→ What to produce
All of the entries must be reproduced exactly, with no images carried over.

Collection entries:
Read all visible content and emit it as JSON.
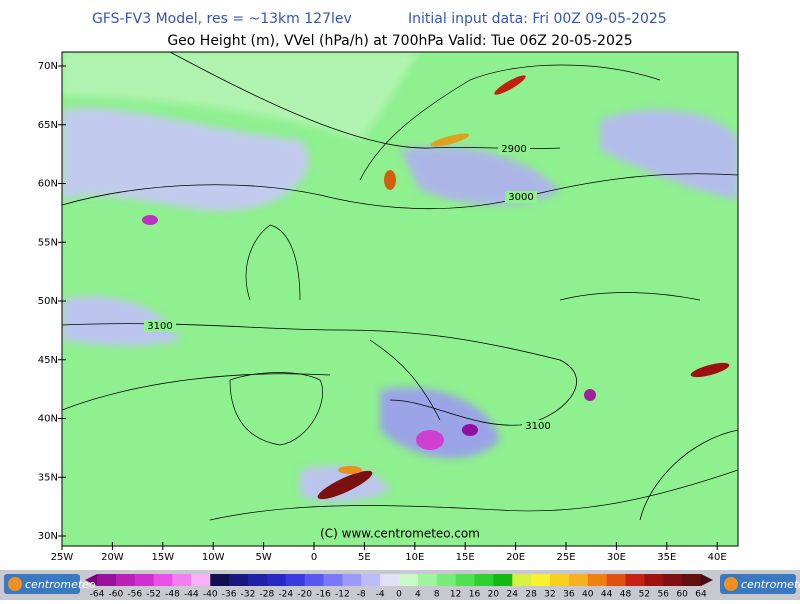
{
  "header": {
    "line1_left": "GFS-FV3 Model, res = ~13km 127lev",
    "line1_right": "Initial input data: Fri 00Z 09-05-2025",
    "line2": "Geo Height (m), VVel (hPa/h) at 700hPa  Valid: Tue 06Z 20-05-2025"
  },
  "map": {
    "lat_labels": [
      "70N",
      "65N",
      "60N",
      "55N",
      "50N",
      "45N",
      "40N",
      "35N",
      "30N"
    ],
    "lon_labels": [
      "25W",
      "20W",
      "15W",
      "10W",
      "5W",
      "0",
      "5E",
      "10E",
      "15E",
      "20E",
      "25E",
      "30E",
      "35E",
      "40E"
    ],
    "contour_labels": [
      "2900",
      "3000",
      "3100",
      "3100"
    ],
    "copyright": "(C) www.centrometeo.com"
  },
  "colorbar": {
    "labels": [
      -64,
      -60,
      -56,
      -52,
      -48,
      -44,
      -40,
      -36,
      -32,
      -28,
      -24,
      -20,
      -16,
      -12,
      -8,
      -4,
      0,
      4,
      8,
      12,
      16,
      20,
      24,
      28,
      32,
      36,
      40,
      44,
      48,
      52,
      56,
      60,
      64
    ]
  },
  "logos": {
    "left": "centrometeo",
    "right": "centrometeo"
  }
}
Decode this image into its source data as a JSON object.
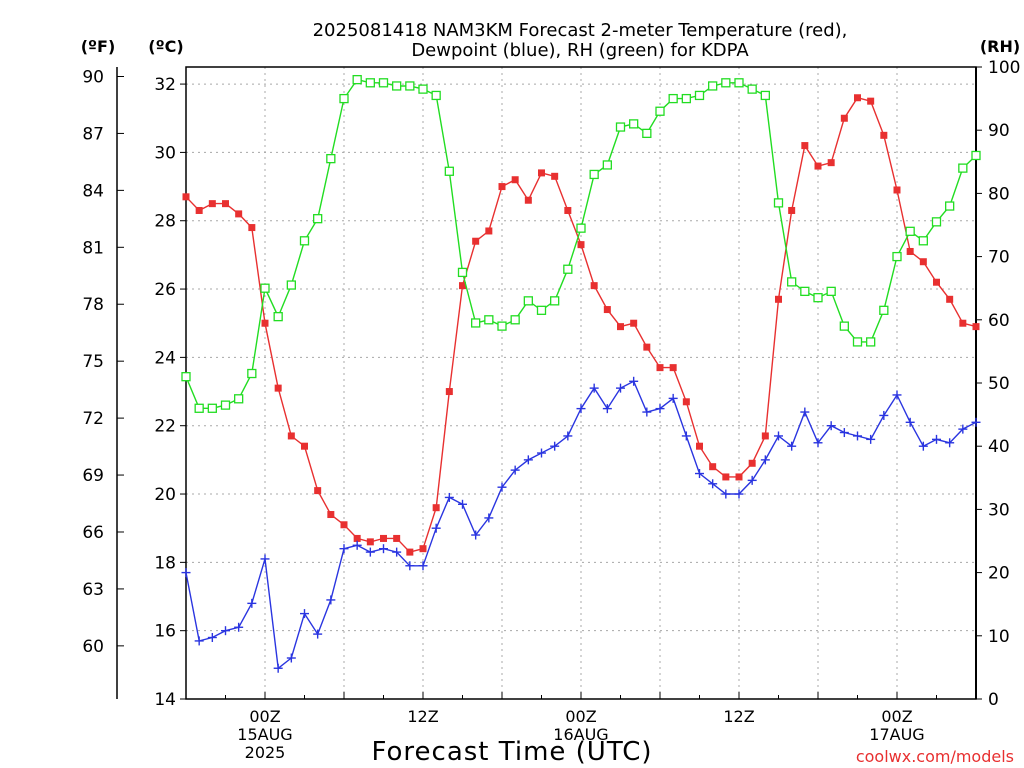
{
  "chart_data": {
    "type": "line",
    "title_line1": "2025081418 NAM3KM Forecast 2-meter Temperature (red),",
    "title_line2": "Dewpoint (blue), RH (green) for KDPA",
    "xlabel": "Forecast Time (UTC)",
    "watermark": "coolwx.com/models",
    "axis_left_f": {
      "unit_label": "(ºF)",
      "ticks": [
        "90",
        "87",
        "84",
        "81",
        "78",
        "75",
        "72",
        "69",
        "66",
        "63",
        "60"
      ],
      "tick_values": [
        90,
        87,
        84,
        81,
        78,
        75,
        72,
        69,
        66,
        63,
        60
      ]
    },
    "axis_left_c": {
      "unit_label": "(ºC)",
      "range": [
        14,
        32.5
      ],
      "ticks": [
        "32",
        "30",
        "28",
        "26",
        "24",
        "22",
        "20",
        "18",
        "16",
        "14"
      ],
      "tick_values": [
        32,
        30,
        28,
        26,
        24,
        22,
        20,
        18,
        16,
        14
      ]
    },
    "axis_right_rh": {
      "unit_label": "(RH)",
      "range": [
        0,
        100
      ],
      "ticks": [
        "100",
        "90",
        "80",
        "70",
        "60",
        "50",
        "40",
        "30",
        "20",
        "10",
        "0"
      ],
      "tick_values": [
        100,
        90,
        80,
        70,
        60,
        50,
        40,
        30,
        20,
        10,
        0
      ]
    },
    "x_axis": {
      "range_hours": [
        18,
        78
      ],
      "hour_step": 1,
      "first_hour": 18,
      "ticks": [
        {
          "hour": 24,
          "lines": [
            "00Z",
            "15AUG",
            "2025"
          ]
        },
        {
          "hour": 36,
          "lines": [
            "12Z"
          ]
        },
        {
          "hour": 48,
          "lines": [
            "00Z",
            "16AUG"
          ]
        },
        {
          "hour": 60,
          "lines": [
            "12Z"
          ]
        },
        {
          "hour": 72,
          "lines": [
            "00Z",
            "17AUG"
          ]
        }
      ]
    },
    "grid": true,
    "series": [
      {
        "name": "Temperature",
        "color": "#e83030",
        "marker": "filled-square",
        "axis": "celsius",
        "values": [
          28.7,
          28.3,
          28.5,
          28.5,
          28.2,
          27.8,
          25.0,
          23.1,
          21.7,
          21.4,
          20.1,
          19.4,
          19.1,
          18.7,
          18.6,
          18.7,
          18.7,
          18.3,
          18.4,
          19.6,
          23.0,
          26.1,
          27.4,
          27.7,
          29.0,
          29.2,
          28.6,
          29.4,
          29.3,
          28.3,
          27.3,
          26.1,
          25.4,
          24.9,
          25.0,
          24.3,
          23.7,
          23.7,
          22.7,
          21.4,
          20.8,
          20.5,
          20.5,
          20.9,
          21.7,
          25.7,
          28.3,
          30.2,
          29.6,
          29.7,
          31.0,
          31.6,
          31.5,
          30.5,
          28.9,
          27.1,
          26.8,
          26.2,
          25.7,
          25.0,
          24.9
        ]
      },
      {
        "name": "Dewpoint",
        "color": "#2a35e0",
        "marker": "plus",
        "axis": "celsius",
        "values": [
          17.7,
          15.7,
          15.8,
          16.0,
          16.1,
          16.8,
          18.1,
          14.9,
          15.2,
          16.5,
          15.9,
          16.9,
          18.4,
          18.5,
          18.3,
          18.4,
          18.3,
          17.9,
          17.9,
          19.0,
          19.9,
          19.7,
          18.8,
          19.3,
          20.2,
          20.7,
          21.0,
          21.2,
          21.4,
          21.7,
          22.5,
          23.1,
          22.5,
          23.1,
          23.3,
          22.4,
          22.5,
          22.8,
          21.7,
          20.6,
          20.3,
          20.0,
          20.0,
          20.4,
          21.0,
          21.7,
          21.4,
          22.4,
          21.5,
          22.0,
          21.8,
          21.7,
          21.6,
          22.3,
          22.9,
          22.1,
          21.4,
          21.6,
          21.5,
          21.9,
          22.1
        ]
      },
      {
        "name": "RH",
        "color": "#22dd22",
        "marker": "open-square",
        "axis": "rh",
        "values": [
          51,
          46,
          46,
          46.5,
          47.5,
          51.5,
          65,
          60.5,
          65.5,
          72.5,
          76,
          85.5,
          95,
          98,
          97.5,
          97.5,
          97,
          97,
          96.5,
          95.5,
          83.5,
          67.5,
          59.5,
          60,
          59,
          60,
          63,
          61.5,
          63,
          68,
          74.5,
          83,
          84.5,
          90.5,
          91,
          89.5,
          93,
          95,
          95,
          95.5,
          97,
          97.5,
          97.5,
          96.5,
          95.5,
          78.5,
          66,
          64.5,
          63.5,
          64.5,
          59,
          56.5,
          56.5,
          61.5,
          70,
          74,
          72.5,
          75.5,
          78,
          84,
          86
        ]
      }
    ]
  }
}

→ Answer for the task
Read all visible content and emit it as JSON.
{
  "header": {
    "line1_left": "GFS-FV3 Model, res = ~13km 127lev",
    "line1_right": "Initial input data: Fri 00Z 09-05-2025",
    "line2": "Geo Height (m), VVel (hPa/h) at 700hPa  Valid: Tue 06Z 20-05-2025"
  },
  "map": {
    "lat_labels": [
      "70N",
      "65N",
      "60N",
      "55N",
      "50N",
      "45N",
      "40N",
      "35N",
      "30N"
    ],
    "lon_labels": [
      "25W",
      "20W",
      "15W",
      "10W",
      "5W",
      "0",
      "5E",
      "10E",
      "15E",
      "20E",
      "25E",
      "30E",
      "35E",
      "40E"
    ],
    "contour_labels": [
      "2900",
      "3000",
      "3100",
      "3100"
    ],
    "copyright": "(C) www.centrometeo.com"
  },
  "colorbar": {
    "labels": [
      -64,
      -60,
      -56,
      -52,
      -48,
      -44,
      -40,
      -36,
      -32,
      -28,
      -24,
      -20,
      -16,
      -12,
      -8,
      -4,
      0,
      4,
      8,
      12,
      16,
      20,
      24,
      28,
      32,
      36,
      40,
      44,
      48,
      52,
      56,
      60,
      64
    ]
  },
  "logos": {
    "left": "centrometeo",
    "right": "centrometeo"
  }
}
Decode this image into its source data as a JSON object.
{
  "chart_data": {
    "type": "line",
    "title_line1": "2025081418 NAM3KM Forecast 2-meter Temperature (red),",
    "title_line2": "Dewpoint (blue), RH (green) for KDPA",
    "xlabel": "Forecast Time (UTC)",
    "watermark": "coolwx.com/models",
    "axis_left_f": {
      "unit_label": "(ºF)",
      "ticks": [
        "90",
        "87",
        "84",
        "81",
        "78",
        "75",
        "72",
        "69",
        "66",
        "63",
        "60"
      ],
      "tick_values": [
        90,
        87,
        84,
        81,
        78,
        75,
        72,
        69,
        66,
        63,
        60
      ]
    },
    "axis_left_c": {
      "unit_label": "(ºC)",
      "range": [
        14,
        32.5
      ],
      "ticks": [
        "32",
        "30",
        "28",
        "26",
        "24",
        "22",
        "20",
        "18",
        "16",
        "14"
      ],
      "tick_values": [
        32,
        30,
        28,
        26,
        24,
        22,
        20,
        18,
        16,
        14
      ]
    },
    "axis_right_rh": {
      "unit_label": "(RH)",
      "range": [
        0,
        100
      ],
      "ticks": [
        "100",
        "90",
        "80",
        "70",
        "60",
        "50",
        "40",
        "30",
        "20",
        "10",
        "0"
      ],
      "tick_values": [
        100,
        90,
        80,
        70,
        60,
        50,
        40,
        30,
        20,
        10,
        0
      ]
    },
    "x_axis": {
      "range_hours": [
        18,
        78
      ],
      "hour_step": 1,
      "first_hour": 18,
      "ticks": [
        {
          "hour": 24,
          "lines": [
            "00Z",
            "15AUG",
            "2025"
          ]
        },
        {
          "hour": 36,
          "lines": [
            "12Z"
          ]
        },
        {
          "hour": 48,
          "lines": [
            "00Z",
            "16AUG"
          ]
        },
        {
          "hour": 60,
          "lines": [
            "12Z"
          ]
        },
        {
          "hour": 72,
          "lines": [
            "00Z",
            "17AUG"
          ]
        }
      ]
    },
    "grid": true,
    "series": [
      {
        "name": "Temperature",
        "color": "#e83030",
        "marker": "filled-square",
        "axis": "celsius",
        "values": [
          28.7,
          28.3,
          28.5,
          28.5,
          28.2,
          27.8,
          25.0,
          23.1,
          21.7,
          21.4,
          20.1,
          19.4,
          19.1,
          18.7,
          18.6,
          18.7,
          18.7,
          18.3,
          18.4,
          19.6,
          23.0,
          26.1,
          27.4,
          27.7,
          29.0,
          29.2,
          28.6,
          29.4,
          29.3,
          28.3,
          27.3,
          26.1,
          25.4,
          24.9,
          25.0,
          24.3,
          23.7,
          23.7,
          22.7,
          21.4,
          20.8,
          20.5,
          20.5,
          20.9,
          21.7,
          25.7,
          28.3,
          30.2,
          29.6,
          29.7,
          31.0,
          31.6,
          31.5,
          30.5,
          28.9,
          27.1,
          26.8,
          26.2,
          25.7,
          25.0,
          24.9
        ]
      },
      {
        "name": "Dewpoint",
        "color": "#2a35e0",
        "marker": "plus",
        "axis": "celsius",
        "values": [
          17.7,
          15.7,
          15.8,
          16.0,
          16.1,
          16.8,
          18.1,
          14.9,
          15.2,
          16.5,
          15.9,
          16.9,
          18.4,
          18.5,
          18.3,
          18.4,
          18.3,
          17.9,
          17.9,
          19.0,
          19.9,
          19.7,
          18.8,
          19.3,
          20.2,
          20.7,
          21.0,
          21.2,
          21.4,
          21.7,
          22.5,
          23.1,
          22.5,
          23.1,
          23.3,
          22.4,
          22.5,
          22.8,
          21.7,
          20.6,
          20.3,
          20.0,
          20.0,
          20.4,
          21.0,
          21.7,
          21.4,
          22.4,
          21.5,
          22.0,
          21.8,
          21.7,
          21.6,
          22.3,
          22.9,
          22.1,
          21.4,
          21.6,
          21.5,
          21.9,
          22.1
        ]
      },
      {
        "name": "RH",
        "color": "#22dd22",
        "marker": "open-square",
        "axis": "rh",
        "values": [
          51,
          46,
          46,
          46.5,
          47.5,
          51.5,
          65,
          60.5,
          65.5,
          72.5,
          76,
          85.5,
          95,
          98,
          97.5,
          97.5,
          97,
          97,
          96.5,
          95.5,
          83.5,
          67.5,
          59.5,
          60,
          59,
          60,
          63,
          61.5,
          63,
          68,
          74.5,
          83,
          84.5,
          90.5,
          91,
          89.5,
          93,
          95,
          95,
          95.5,
          97,
          97.5,
          97.5,
          96.5,
          95.5,
          78.5,
          66,
          64.5,
          63.5,
          64.5,
          59,
          56.5,
          56.5,
          61.5,
          70,
          74,
          72.5,
          75.5,
          78,
          84,
          86
        ]
      }
    ]
  }
}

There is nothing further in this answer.